■ **EXERCISE**:
Reproduce each of the following lines verbatim, in the order given and without any changes.

■ **EXERCISE INPUT**:
::::

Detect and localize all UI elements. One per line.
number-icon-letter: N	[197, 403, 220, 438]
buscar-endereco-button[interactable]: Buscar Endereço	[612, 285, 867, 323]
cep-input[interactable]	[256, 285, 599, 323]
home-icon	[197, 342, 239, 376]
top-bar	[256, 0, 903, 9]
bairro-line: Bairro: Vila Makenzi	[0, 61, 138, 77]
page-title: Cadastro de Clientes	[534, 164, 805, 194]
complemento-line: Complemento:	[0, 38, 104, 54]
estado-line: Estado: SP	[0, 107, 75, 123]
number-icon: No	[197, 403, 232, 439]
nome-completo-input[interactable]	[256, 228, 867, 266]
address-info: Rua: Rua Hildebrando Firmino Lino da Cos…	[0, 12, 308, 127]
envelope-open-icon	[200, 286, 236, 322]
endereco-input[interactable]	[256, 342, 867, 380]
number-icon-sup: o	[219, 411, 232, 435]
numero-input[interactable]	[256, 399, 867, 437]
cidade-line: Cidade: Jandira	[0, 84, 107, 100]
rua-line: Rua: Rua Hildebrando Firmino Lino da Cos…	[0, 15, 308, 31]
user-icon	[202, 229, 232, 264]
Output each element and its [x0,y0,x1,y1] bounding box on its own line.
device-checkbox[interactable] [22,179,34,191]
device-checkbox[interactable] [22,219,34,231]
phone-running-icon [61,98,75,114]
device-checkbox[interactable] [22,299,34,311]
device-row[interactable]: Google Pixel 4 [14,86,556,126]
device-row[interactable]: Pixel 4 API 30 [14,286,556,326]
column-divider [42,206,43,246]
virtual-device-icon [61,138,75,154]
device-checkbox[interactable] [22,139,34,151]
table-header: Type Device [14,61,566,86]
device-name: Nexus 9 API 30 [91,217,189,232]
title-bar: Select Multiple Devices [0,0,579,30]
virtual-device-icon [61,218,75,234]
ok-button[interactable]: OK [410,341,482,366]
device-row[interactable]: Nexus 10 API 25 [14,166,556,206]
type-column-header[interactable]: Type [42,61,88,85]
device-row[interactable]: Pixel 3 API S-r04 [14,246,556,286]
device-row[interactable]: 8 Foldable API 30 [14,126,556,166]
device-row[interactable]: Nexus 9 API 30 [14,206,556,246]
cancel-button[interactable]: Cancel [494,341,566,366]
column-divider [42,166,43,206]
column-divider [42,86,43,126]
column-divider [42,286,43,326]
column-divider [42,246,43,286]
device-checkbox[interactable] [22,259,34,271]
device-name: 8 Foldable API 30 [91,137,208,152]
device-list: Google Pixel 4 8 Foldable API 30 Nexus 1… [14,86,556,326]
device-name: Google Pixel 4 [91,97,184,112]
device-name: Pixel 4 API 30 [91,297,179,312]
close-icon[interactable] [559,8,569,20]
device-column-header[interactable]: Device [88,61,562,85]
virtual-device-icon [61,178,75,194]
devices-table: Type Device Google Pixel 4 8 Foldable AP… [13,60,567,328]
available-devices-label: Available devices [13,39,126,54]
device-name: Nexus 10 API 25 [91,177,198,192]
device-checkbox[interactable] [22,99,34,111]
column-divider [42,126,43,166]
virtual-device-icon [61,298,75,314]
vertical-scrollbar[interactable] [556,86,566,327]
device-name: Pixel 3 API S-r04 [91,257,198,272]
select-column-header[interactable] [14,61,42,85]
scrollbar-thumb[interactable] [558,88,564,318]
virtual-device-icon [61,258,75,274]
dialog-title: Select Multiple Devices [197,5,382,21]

::::

■ **FULL SOLUTION**:
Detect and localize all UI elements. One per line.
number-icon-letter: N	[197, 403, 220, 438]
buscar-endereco-button[interactable]: Buscar Endereço	[612, 285, 867, 323]
cep-input[interactable]	[256, 285, 599, 323]
home-icon	[197, 342, 239, 376]
top-bar	[256, 0, 903, 9]
bairro-line: Bairro: Vila Makenzi	[0, 61, 138, 77]
page-title: Cadastro de Clientes	[534, 164, 805, 194]
complemento-line: Complemento:	[0, 38, 104, 54]
estado-line: Estado: SP	[0, 107, 75, 123]
number-icon: No	[197, 403, 232, 439]
nome-completo-input[interactable]	[256, 228, 867, 266]
address-info: Rua: Rua Hildebrando Firmino Lino da Cos…	[0, 12, 308, 127]
envelope-open-icon	[200, 286, 236, 322]
endereco-input[interactable]	[256, 342, 867, 380]
number-icon-sup: o	[219, 411, 232, 435]
numero-input[interactable]	[256, 399, 867, 437]
cidade-line: Cidade: Jandira	[0, 84, 107, 100]
rua-line: Rua: Rua Hildebrando Firmino Lino da Cos…	[0, 15, 308, 31]
user-icon	[202, 229, 232, 264]
Output each element and its [x0,y0,x1,y1] bounding box on its own line.
device-checkbox[interactable] [22,179,34,191]
device-checkbox[interactable] [22,219,34,231]
phone-running-icon [61,98,75,114]
device-checkbox[interactable] [22,299,34,311]
device-row[interactable]: Google Pixel 4 [14,86,556,126]
device-row[interactable]: Pixel 4 API 30 [14,286,556,326]
column-divider [42,206,43,246]
virtual-device-icon [61,138,75,154]
device-checkbox[interactable] [22,139,34,151]
table-header: Type Device [14,61,566,86]
device-name: Nexus 9 API 30 [91,217,189,232]
title-bar: Select Multiple Devices [0,0,579,30]
virtual-device-icon [61,218,75,234]
ok-button[interactable]: OK [410,341,482,366]
device-row[interactable]: Nexus 10 API 25 [14,166,556,206]
type-column-header[interactable]: Type [42,61,88,85]
device-row[interactable]: Pixel 3 API S-r04 [14,246,556,286]
device-row[interactable]: 8 Foldable API 30 [14,126,556,166]
device-row[interactable]: Nexus 9 API 30 [14,206,556,246]
cancel-button[interactable]: Cancel [494,341,566,366]
column-divider [42,166,43,206]
column-divider [42,86,43,126]
column-divider [42,286,43,326]
column-divider [42,246,43,286]
device-checkbox[interactable] [22,259,34,271]
device-name: 8 Foldable API 30 [91,137,208,152]
device-list: Google Pixel 4 8 Foldable API 30 Nexus 1… [14,86,556,326]
device-name: Google Pixel 4 [91,97,184,112]
device-name: Pixel 4 API 30 [91,297,179,312]
close-icon[interactable] [559,8,569,20]
device-column-header[interactable]: Device [88,61,562,85]
virtual-device-icon [61,178,75,194]
devices-table: Type Device Google Pixel 4 8 Foldable AP… [13,60,567,328]
available-devices-label: Available devices [13,39,126,54]
device-name: Nexus 10 API 25 [91,177,198,192]
device-checkbox[interactable] [22,99,34,111]
column-divider [42,126,43,166]
virtual-device-icon [61,298,75,314]
vertical-scrollbar[interactable] [556,86,566,327]
device-name: Pixel 3 API S-r04 [91,257,198,272]
select-column-header[interactable] [14,61,42,85]
scrollbar-thumb[interactable] [558,88,564,318]
virtual-device-icon [61,258,75,274]
dialog-title: Select Multiple Devices [197,5,382,21]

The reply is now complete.